For each line of the data below that holds "background", copy the line.
— BEGIN SUPPLIED INFORMATION —
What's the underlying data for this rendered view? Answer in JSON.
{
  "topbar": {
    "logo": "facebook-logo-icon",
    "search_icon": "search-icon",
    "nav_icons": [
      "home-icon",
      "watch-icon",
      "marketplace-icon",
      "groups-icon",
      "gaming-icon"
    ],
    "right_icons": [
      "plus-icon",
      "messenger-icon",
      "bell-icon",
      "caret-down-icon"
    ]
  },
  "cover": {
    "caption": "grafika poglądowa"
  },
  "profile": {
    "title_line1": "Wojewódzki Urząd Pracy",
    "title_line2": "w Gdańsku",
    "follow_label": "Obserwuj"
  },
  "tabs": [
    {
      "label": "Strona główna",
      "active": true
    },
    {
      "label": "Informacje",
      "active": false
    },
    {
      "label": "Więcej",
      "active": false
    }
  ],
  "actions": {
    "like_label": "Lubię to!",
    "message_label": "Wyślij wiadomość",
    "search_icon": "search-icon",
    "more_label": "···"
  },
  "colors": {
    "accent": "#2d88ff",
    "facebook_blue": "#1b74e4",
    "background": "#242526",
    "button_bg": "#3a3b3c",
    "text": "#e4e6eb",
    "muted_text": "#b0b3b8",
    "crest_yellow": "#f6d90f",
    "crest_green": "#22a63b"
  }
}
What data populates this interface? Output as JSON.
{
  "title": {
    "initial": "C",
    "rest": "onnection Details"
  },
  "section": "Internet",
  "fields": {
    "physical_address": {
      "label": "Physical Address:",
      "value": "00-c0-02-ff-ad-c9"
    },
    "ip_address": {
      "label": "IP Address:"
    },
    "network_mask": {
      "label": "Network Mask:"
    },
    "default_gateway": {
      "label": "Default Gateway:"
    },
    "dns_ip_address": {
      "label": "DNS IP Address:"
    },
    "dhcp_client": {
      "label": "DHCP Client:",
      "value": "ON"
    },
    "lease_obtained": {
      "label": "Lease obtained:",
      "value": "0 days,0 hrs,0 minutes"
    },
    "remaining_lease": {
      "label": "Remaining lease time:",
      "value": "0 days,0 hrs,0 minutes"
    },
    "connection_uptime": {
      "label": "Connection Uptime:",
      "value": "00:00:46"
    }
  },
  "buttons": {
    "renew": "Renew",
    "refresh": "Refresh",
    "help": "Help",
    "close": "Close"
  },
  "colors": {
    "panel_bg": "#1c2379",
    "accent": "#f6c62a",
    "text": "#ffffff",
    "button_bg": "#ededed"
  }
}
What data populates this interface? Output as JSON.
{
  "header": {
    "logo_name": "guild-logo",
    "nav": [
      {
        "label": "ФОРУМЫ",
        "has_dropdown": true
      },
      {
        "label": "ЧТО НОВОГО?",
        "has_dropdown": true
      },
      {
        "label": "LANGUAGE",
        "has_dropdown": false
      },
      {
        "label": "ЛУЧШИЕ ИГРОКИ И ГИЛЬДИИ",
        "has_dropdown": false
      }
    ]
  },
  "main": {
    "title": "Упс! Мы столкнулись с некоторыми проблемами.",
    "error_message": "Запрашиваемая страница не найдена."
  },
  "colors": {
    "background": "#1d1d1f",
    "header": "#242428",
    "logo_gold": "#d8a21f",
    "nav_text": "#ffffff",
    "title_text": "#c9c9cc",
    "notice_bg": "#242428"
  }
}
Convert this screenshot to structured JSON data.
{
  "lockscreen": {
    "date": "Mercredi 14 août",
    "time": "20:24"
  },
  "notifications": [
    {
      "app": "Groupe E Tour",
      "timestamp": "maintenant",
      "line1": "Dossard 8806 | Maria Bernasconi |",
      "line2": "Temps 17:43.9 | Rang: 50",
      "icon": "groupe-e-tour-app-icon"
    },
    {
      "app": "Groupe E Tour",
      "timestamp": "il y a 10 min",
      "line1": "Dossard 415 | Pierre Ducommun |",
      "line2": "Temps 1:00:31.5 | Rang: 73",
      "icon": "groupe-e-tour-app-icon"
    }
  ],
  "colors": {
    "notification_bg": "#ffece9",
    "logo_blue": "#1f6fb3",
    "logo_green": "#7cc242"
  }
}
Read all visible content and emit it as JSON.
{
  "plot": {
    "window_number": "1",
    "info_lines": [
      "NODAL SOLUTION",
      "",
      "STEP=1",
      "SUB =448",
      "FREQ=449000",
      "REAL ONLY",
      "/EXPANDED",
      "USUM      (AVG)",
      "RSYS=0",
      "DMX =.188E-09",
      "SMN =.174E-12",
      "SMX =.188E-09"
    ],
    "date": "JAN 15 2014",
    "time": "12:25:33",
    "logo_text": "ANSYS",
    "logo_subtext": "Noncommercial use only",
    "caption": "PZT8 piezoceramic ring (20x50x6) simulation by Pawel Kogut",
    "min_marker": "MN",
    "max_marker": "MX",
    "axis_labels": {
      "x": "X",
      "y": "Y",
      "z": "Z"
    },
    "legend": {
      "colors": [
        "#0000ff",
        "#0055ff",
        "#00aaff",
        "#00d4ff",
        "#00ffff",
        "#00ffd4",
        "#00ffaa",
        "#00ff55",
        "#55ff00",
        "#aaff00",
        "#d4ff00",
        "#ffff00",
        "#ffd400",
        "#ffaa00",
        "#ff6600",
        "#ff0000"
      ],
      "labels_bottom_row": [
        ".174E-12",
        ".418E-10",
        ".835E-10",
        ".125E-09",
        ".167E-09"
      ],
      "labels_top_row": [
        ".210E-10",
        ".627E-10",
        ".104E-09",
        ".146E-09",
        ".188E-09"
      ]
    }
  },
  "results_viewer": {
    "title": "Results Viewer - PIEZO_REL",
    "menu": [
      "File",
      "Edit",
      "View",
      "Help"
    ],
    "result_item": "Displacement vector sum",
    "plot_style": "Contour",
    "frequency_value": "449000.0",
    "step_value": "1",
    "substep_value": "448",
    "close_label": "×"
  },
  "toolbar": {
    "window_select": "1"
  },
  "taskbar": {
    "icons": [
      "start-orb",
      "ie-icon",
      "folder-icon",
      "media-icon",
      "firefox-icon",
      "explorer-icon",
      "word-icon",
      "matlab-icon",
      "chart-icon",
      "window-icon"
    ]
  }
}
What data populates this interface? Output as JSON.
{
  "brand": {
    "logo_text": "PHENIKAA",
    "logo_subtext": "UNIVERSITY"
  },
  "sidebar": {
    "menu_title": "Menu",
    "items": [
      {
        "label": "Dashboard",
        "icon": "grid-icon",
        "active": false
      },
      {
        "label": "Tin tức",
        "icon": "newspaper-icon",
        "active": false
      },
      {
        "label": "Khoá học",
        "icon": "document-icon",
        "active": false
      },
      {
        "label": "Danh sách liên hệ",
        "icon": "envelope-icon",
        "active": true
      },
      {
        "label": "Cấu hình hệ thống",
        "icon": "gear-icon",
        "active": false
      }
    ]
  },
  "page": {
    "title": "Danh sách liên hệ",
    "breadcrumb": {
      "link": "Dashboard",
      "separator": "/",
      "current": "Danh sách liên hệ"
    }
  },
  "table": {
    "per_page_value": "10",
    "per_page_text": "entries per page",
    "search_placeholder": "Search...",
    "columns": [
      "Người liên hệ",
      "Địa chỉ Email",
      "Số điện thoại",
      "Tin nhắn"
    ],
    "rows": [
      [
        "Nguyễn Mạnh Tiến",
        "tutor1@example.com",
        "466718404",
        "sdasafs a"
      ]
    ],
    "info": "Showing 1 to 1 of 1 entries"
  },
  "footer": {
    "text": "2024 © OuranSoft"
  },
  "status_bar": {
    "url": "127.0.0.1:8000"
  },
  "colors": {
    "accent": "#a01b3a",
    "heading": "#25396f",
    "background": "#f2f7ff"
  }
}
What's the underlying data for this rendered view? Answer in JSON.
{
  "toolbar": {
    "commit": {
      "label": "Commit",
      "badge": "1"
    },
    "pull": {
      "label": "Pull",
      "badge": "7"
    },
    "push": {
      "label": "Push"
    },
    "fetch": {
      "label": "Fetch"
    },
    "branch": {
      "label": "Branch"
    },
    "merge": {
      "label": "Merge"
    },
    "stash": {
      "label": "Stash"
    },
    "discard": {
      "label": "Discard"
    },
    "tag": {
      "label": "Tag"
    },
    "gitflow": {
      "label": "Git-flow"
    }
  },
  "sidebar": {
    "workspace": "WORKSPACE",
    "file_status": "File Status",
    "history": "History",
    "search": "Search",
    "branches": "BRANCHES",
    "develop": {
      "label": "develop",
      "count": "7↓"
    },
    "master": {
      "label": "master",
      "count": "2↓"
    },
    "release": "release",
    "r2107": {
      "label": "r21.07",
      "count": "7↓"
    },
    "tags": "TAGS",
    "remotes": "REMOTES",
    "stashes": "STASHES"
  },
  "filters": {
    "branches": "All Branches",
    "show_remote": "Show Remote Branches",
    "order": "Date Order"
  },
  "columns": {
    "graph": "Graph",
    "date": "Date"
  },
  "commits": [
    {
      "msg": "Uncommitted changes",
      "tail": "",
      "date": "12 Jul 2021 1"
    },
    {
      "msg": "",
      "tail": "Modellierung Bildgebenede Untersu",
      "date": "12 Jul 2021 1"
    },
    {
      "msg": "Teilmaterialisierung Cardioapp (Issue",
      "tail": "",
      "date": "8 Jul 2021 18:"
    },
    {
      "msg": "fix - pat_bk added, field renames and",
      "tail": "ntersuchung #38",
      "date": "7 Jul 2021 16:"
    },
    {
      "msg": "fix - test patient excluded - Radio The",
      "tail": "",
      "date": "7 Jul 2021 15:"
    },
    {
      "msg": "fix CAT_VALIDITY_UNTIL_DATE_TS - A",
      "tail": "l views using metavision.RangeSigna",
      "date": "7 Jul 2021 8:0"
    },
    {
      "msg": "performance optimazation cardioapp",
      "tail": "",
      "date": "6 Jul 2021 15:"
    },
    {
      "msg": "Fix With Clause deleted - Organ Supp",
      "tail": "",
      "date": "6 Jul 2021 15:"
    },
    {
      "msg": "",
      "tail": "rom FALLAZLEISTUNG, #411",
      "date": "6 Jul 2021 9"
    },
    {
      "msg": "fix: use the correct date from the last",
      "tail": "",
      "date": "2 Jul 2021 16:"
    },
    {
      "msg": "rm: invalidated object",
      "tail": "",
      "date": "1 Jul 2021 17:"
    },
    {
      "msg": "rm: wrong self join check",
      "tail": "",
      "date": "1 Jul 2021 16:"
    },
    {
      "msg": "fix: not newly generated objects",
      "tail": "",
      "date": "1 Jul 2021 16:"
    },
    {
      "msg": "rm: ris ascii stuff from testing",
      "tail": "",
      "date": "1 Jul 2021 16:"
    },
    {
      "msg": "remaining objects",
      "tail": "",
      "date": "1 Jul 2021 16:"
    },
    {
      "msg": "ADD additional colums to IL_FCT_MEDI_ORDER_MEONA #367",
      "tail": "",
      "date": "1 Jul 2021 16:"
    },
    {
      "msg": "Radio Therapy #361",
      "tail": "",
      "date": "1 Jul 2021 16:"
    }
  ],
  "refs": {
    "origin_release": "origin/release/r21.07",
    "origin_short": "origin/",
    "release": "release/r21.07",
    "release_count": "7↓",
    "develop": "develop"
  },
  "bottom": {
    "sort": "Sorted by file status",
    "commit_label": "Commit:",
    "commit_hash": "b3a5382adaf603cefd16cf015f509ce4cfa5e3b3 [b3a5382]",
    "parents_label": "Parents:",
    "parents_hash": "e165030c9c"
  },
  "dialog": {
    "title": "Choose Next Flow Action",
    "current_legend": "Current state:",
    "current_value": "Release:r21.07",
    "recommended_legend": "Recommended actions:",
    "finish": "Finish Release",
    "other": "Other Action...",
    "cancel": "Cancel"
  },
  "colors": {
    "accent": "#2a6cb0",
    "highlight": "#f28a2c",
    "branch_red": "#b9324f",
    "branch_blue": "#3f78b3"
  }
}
— END SUPPLIED INFORMATION —
RESPONSE FOR THIS EXERCISE —
    "background": "#242526",
    "background": "#1d1d1f",
    "background": "#f2f7ff"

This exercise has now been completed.